## Short task:
Can all of these lines be returned exactly?

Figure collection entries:
--

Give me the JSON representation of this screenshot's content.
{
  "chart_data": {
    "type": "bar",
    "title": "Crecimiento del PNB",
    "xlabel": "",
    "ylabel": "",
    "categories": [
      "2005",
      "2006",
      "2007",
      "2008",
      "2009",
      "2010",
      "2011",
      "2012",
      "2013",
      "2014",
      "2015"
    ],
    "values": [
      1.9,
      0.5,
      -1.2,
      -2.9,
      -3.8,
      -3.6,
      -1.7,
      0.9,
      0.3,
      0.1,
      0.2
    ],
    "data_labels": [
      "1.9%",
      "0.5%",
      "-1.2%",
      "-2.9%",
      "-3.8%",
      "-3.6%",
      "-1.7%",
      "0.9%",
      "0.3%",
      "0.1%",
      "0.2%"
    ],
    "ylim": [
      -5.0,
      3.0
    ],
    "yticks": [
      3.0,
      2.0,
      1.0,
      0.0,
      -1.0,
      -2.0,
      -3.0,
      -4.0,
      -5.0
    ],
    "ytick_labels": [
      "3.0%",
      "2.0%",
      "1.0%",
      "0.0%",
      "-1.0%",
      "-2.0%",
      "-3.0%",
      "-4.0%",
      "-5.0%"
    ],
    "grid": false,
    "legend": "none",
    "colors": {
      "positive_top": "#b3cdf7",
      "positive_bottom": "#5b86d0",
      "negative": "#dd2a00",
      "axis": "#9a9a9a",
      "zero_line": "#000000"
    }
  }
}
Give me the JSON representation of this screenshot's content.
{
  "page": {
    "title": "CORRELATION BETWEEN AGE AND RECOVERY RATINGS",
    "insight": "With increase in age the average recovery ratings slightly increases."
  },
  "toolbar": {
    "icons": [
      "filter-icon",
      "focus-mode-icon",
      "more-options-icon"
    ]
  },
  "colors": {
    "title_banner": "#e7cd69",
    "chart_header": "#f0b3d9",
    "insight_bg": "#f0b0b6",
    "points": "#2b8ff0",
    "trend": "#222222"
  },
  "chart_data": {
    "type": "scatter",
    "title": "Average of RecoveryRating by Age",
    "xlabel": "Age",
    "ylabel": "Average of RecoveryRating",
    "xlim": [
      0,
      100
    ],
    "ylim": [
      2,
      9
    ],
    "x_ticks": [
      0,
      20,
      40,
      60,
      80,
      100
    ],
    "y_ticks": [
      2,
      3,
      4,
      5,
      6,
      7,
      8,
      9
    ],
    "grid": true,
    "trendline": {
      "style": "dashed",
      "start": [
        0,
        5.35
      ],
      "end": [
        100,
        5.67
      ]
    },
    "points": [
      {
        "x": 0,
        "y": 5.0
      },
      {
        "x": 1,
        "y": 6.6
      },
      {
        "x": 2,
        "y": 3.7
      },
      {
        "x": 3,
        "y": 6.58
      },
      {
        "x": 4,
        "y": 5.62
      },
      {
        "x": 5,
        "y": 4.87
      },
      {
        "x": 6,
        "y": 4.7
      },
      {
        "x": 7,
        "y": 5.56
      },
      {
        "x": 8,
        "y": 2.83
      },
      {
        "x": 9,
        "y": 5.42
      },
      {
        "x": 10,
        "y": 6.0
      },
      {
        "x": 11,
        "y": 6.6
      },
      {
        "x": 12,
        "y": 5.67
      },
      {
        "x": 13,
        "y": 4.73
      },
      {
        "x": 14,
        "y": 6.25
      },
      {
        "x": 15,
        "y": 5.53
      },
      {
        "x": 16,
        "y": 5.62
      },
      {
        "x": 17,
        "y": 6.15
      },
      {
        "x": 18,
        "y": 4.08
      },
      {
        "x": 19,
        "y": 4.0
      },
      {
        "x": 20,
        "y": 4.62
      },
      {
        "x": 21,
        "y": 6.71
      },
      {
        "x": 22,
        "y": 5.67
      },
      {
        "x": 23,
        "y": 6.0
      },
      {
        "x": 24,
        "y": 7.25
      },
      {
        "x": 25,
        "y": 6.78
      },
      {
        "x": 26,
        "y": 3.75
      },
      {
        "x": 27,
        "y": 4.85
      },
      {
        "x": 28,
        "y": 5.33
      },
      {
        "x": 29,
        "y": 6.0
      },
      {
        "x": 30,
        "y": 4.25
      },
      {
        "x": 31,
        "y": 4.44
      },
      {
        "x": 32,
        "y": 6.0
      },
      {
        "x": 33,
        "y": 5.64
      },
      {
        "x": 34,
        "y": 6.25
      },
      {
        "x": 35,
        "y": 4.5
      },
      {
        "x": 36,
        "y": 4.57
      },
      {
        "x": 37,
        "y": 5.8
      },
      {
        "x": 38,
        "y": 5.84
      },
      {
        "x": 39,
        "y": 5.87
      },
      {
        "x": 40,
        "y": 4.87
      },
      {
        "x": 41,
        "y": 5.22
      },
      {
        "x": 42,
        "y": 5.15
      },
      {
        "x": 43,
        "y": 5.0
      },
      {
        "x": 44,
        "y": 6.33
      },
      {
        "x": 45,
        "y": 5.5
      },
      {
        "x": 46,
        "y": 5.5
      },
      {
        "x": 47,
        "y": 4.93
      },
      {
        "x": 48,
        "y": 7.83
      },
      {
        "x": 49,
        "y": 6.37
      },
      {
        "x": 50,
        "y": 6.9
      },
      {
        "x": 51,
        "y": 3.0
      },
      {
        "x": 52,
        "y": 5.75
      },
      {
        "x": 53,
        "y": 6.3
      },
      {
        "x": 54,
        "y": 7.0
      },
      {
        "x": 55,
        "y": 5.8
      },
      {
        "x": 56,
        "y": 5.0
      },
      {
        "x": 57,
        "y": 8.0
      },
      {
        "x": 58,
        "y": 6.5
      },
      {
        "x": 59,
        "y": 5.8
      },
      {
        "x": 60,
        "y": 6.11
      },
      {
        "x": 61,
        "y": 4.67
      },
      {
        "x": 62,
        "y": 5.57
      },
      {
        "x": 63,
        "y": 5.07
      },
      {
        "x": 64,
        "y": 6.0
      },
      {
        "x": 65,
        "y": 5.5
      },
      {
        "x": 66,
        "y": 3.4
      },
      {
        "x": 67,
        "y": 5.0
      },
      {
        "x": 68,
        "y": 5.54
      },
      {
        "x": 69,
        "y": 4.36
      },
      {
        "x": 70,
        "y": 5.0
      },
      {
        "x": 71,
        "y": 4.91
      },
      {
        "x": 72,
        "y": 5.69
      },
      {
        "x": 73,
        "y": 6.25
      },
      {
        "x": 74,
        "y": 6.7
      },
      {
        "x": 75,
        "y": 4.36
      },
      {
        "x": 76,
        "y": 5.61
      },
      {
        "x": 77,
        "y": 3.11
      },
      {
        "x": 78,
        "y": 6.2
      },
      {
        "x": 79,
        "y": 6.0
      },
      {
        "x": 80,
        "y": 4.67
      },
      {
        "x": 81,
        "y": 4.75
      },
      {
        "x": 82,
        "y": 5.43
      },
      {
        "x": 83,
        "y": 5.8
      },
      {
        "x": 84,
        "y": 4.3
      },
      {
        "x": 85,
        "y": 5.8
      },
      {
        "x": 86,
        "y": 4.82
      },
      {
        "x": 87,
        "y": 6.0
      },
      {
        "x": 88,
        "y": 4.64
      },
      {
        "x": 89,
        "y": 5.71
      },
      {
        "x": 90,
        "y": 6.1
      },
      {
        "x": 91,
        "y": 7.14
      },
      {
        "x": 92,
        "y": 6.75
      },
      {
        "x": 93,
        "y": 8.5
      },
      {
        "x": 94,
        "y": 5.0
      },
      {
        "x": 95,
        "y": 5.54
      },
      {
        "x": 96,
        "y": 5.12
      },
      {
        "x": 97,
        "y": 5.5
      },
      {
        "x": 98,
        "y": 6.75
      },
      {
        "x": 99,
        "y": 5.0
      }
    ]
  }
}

--

## Exercise response:
Give me the JSON representation of this screenshot's content.
{
  "chart_data": {
    "type": "bar",
    "title": "Crecimiento del PNB",
    "xlabel": "",
    "ylabel": "",
    "categories": [
      "2005",
      "2006",
      "2007",
      "2008",
      "2009",
      "2010",
      "2011",
      "2012",
      "2013",
      "2014",
      "2015"
    ],
    "values": [
      1.9,
      0.5,
      -1.2,
      -2.9,
      -3.8,
      -3.6,
      -1.7,
      0.9,
      0.3,
      0.1,
      0.2
    ],
    "data_labels": [
      "1.9%",
      "0.5%",
      "-1.2%",
      "-2.9%",
      "-3.8%",
      "-3.6%",
      "-1.7%",
      "0.9%",
      "0.3%",
      "0.1%",
      "0.2%"
    ],
    "ylim": [
      -5.0,
      3.0
    ],
    "yticks": [
      3.0,
      2.0,
      1.0,
      0.0,
      -1.0,
      -2.0,
      -3.0,
      -4.0,
      -5.0
    ],
    "ytick_labels": [
      "3.0%",
      "2.0%",
      "1.0%",
      "0.0%",
      "-1.0%",
      "-2.0%",
      "-3.0%",
      "-4.0%",
      "-5.0%"
    ],
    "grid": false,
    "legend": "none",
    "colors": {
      "positive_top": "#b3cdf7",
      "positive_bottom": "#5b86d0",
      "negative": "#dd2a00",
      "axis": "#9a9a9a",
      "zero_line": "#000000"
    }
  }
}
Give me the JSON representation of this screenshot's content.
{
  "page": {
    "title": "CORRELATION BETWEEN AGE AND RECOVERY RATINGS",
    "insight": "With increase in age the average recovery ratings slightly increases."
  },
  "toolbar": {
    "icons": [
      "filter-icon",
      "focus-mode-icon",
      "more-options-icon"
    ]
  },
  "colors": {
    "title_banner": "#e7cd69",
    "chart_header": "#f0b3d9",
    "insight_bg": "#f0b0b6",
    "points": "#2b8ff0",
    "trend": "#222222"
  },
  "chart_data": {
    "type": "scatter",
    "title": "Average of RecoveryRating by Age",
    "xlabel": "Age",
    "ylabel": "Average of RecoveryRating",
    "xlim": [
      0,
      100
    ],
    "ylim": [
      2,
      9
    ],
    "x_ticks": [
      0,
      20,
      40,
      60,
      80,
      100
    ],
    "y_ticks": [
      2,
      3,
      4,
      5,
      6,
      7,
      8,
      9
    ],
    "grid": true,
    "trendline": {
      "style": "dashed",
      "start": [
        0,
        5.35
      ],
      "end": [
        100,
        5.67
      ]
    },
    "points": [
      {
        "x": 0,
        "y": 5.0
      },
      {
        "x": 1,
        "y": 6.6
      },
      {
        "x": 2,
        "y": 3.7
      },
      {
        "x": 3,
        "y": 6.58
      },
      {
        "x": 4,
        "y": 5.62
      },
      {
        "x": 5,
        "y": 4.87
      },
      {
        "x": 6,
        "y": 4.7
      },
      {
        "x": 7,
        "y": 5.56
      },
      {
        "x": 8,
        "y": 2.83
      },
      {
        "x": 9,
        "y": 5.42
      },
      {
        "x": 10,
        "y": 6.0
      },
      {
        "x": 11,
        "y": 6.6
      },
      {
        "x": 12,
        "y": 5.67
      },
      {
        "x": 13,
        "y": 4.73
      },
      {
        "x": 14,
        "y": 6.25
      },
      {
        "x": 15,
        "y": 5.53
      },
      {
        "x": 16,
        "y": 5.62
      },
      {
        "x": 17,
        "y": 6.15
      },
      {
        "x": 18,
        "y": 4.08
      },
      {
        "x": 19,
        "y": 4.0
      },
      {
        "x": 20,
        "y": 4.62
      },
      {
        "x": 21,
        "y": 6.71
      },
      {
        "x": 22,
        "y": 5.67
      },
      {
        "x": 23,
        "y": 6.0
      },
      {
        "x": 24,
        "y": 7.25
      },
      {
        "x": 25,
        "y": 6.78
      },
      {
        "x": 26,
        "y": 3.75
      },
      {
        "x": 27,
        "y": 4.85
      },
      {
        "x": 28,
        "y": 5.33
      },
      {
        "x": 29,
        "y": 6.0
      },
      {
        "x": 30,
        "y": 4.25
      },
      {
        "x": 31,
        "y": 4.44
      },
      {
        "x": 32,
        "y": 6.0
      },
      {
        "x": 33,
        "y": 5.64
      },
      {
        "x": 34,
        "y": 6.25
      },
      {
        "x": 35,
        "y": 4.5
      },
      {
        "x": 36,
        "y": 4.57
      },
      {
        "x": 37,
        "y": 5.8
      },
      {
        "x": 38,
        "y": 5.84
      },
      {
        "x": 39,
        "y": 5.87
      },
      {
        "x": 40,
        "y": 4.87
      },
      {
        "x": 41,
        "y": 5.22
      },
      {
        "x": 42,
        "y": 5.15
      },
      {
        "x": 43,
        "y": 5.0
      },
      {
        "x": 44,
        "y": 6.33
      },
      {
        "x": 45,
        "y": 5.5
      },
      {
        "x": 46,
        "y": 5.5
      },
      {
        "x": 47,
        "y": 4.93
      },
      {
        "x": 48,
        "y": 7.83
      },
      {
        "x": 49,
        "y": 6.37
      },
      {
        "x": 50,
        "y": 6.9
      },
      {
        "x": 51,
        "y": 3.0
      },
      {
        "x": 52,
        "y": 5.75
      },
      {
        "x": 53,
        "y": 6.3
      },
      {
        "x": 54,
        "y": 7.0
      },
      {
        "x": 55,
        "y": 5.8
      },
      {
        "x": 56,
        "y": 5.0
      },
      {
        "x": 57,
        "y": 8.0
      },
      {
        "x": 58,
        "y": 6.5
      },
      {
        "x": 59,
        "y": 5.8
      },
      {
        "x": 60,
        "y": 6.11
      },
      {
        "x": 61,
        "y": 4.67
      },
      {
        "x": 62,
        "y": 5.57
      },
      {
        "x": 63,
        "y": 5.07
      },
      {
        "x": 64,
        "y": 6.0
      },
      {
        "x": 65,
        "y": 5.5
      },
      {
        "x": 66,
        "y": 3.4
      },
      {
        "x": 67,
        "y": 5.0
      },
      {
        "x": 68,
        "y": 5.54
      },
      {
        "x": 69,
        "y": 4.36
      },
      {
        "x": 70,
        "y": 5.0
      },
      {
        "x": 71,
        "y": 4.91
      },
      {
        "x": 72,
        "y": 5.69
      },
      {
        "x": 73,
        "y": 6.25
      },
      {
        "x": 74,
        "y": 6.7
      },
      {
        "x": 75,
        "y": 4.36
      },
      {
        "x": 76,
        "y": 5.61
      },
      {
        "x": 77,
        "y": 3.11
      },
      {
        "x": 78,
        "y": 6.2
      },
      {
        "x": 79,
        "y": 6.0
      },
      {
        "x": 80,
        "y": 4.67
      },
      {
        "x": 81,
        "y": 4.75
      },
      {
        "x": 82,
        "y": 5.43
      },
      {
        "x": 83,
        "y": 5.8
      },
      {
        "x": 84,
        "y": 4.3
      },
      {
        "x": 85,
        "y": 5.8
      },
      {
        "x": 86,
        "y": 4.82
      },
      {
        "x": 87,
        "y": 6.0
      },
      {
        "x": 88,
        "y": 4.64
      },
      {
        "x": 89,
        "y": 5.71
      },
      {
        "x": 90,
        "y": 6.1
      },
      {
        "x": 91,
        "y": 7.14
      },
      {
        "x": 92,
        "y": 6.75
      },
      {
        "x": 93,
        "y": 8.5
      },
      {
        "x": 94,
        "y": 5.0
      },
      {
        "x": 95,
        "y": 5.54
      },
      {
        "x": 96,
        "y": 5.12
      },
      {
        "x": 97,
        "y": 5.5
      },
      {
        "x": 98,
        "y": 6.75
      },
      {
        "x": 99,
        "y": 5.0
      }
    ]
  }
}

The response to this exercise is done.